Collection entries:

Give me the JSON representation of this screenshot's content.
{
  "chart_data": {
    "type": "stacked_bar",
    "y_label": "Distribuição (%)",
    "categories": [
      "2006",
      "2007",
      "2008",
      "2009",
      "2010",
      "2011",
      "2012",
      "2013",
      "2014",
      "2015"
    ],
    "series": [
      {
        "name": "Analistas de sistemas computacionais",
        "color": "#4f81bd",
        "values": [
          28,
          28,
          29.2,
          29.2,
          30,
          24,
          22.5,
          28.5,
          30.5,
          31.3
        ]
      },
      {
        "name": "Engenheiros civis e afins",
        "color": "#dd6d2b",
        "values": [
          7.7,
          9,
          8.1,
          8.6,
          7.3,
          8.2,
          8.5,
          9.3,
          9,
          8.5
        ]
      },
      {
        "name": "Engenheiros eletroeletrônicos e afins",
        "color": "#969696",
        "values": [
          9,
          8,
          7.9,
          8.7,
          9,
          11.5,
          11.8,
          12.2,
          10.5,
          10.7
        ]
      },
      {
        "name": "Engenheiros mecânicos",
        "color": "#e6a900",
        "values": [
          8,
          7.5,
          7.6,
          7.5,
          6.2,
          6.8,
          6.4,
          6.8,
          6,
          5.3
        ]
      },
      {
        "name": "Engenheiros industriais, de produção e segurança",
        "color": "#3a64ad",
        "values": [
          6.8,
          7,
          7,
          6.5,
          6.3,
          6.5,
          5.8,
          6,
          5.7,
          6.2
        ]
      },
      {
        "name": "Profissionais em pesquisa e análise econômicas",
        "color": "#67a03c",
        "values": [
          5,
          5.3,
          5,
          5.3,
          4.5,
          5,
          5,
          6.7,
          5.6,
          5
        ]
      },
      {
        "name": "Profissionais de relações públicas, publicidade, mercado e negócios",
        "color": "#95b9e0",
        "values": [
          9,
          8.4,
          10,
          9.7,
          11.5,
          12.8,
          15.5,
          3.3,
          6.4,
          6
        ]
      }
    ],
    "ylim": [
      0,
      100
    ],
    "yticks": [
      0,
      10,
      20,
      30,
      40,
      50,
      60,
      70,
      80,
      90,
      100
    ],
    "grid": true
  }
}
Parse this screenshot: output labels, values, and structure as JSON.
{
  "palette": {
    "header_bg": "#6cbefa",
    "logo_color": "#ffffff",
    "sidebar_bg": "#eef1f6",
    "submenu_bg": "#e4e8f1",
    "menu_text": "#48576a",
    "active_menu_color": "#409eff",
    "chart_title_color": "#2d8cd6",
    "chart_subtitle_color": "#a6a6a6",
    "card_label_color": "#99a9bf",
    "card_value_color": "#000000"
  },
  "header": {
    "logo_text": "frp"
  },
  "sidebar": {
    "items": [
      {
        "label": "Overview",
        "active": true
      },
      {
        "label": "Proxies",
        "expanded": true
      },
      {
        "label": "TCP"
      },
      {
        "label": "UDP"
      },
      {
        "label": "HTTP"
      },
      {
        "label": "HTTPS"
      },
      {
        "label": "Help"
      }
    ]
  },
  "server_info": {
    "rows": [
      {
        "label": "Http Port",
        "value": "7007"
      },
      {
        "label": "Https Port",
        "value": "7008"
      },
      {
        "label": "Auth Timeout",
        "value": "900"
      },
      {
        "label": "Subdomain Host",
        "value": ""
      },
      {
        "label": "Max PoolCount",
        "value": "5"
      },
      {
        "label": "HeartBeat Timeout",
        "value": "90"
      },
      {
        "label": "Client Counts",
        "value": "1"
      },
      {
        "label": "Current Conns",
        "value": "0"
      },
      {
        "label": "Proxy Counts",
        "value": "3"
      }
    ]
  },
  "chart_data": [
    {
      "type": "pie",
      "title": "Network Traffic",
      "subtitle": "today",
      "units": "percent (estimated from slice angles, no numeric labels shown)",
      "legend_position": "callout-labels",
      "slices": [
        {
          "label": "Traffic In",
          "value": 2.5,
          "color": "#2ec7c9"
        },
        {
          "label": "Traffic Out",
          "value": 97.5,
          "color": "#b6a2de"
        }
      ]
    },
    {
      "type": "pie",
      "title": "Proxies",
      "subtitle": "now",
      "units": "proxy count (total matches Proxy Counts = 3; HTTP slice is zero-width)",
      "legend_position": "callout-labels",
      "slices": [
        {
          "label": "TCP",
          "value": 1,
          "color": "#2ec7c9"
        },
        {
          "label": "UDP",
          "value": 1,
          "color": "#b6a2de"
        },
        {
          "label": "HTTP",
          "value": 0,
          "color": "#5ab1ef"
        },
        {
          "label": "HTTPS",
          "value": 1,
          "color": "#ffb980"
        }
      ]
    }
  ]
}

◆ Problem to solve
Write out every line from the entries where "units" appears.

◆ Written answer
      "units": "percent (estimated from slice angles, no numeric labels shown)",
      "units": "proxy count (total matches Proxy Counts = 3; HTTP slice is zero-width)",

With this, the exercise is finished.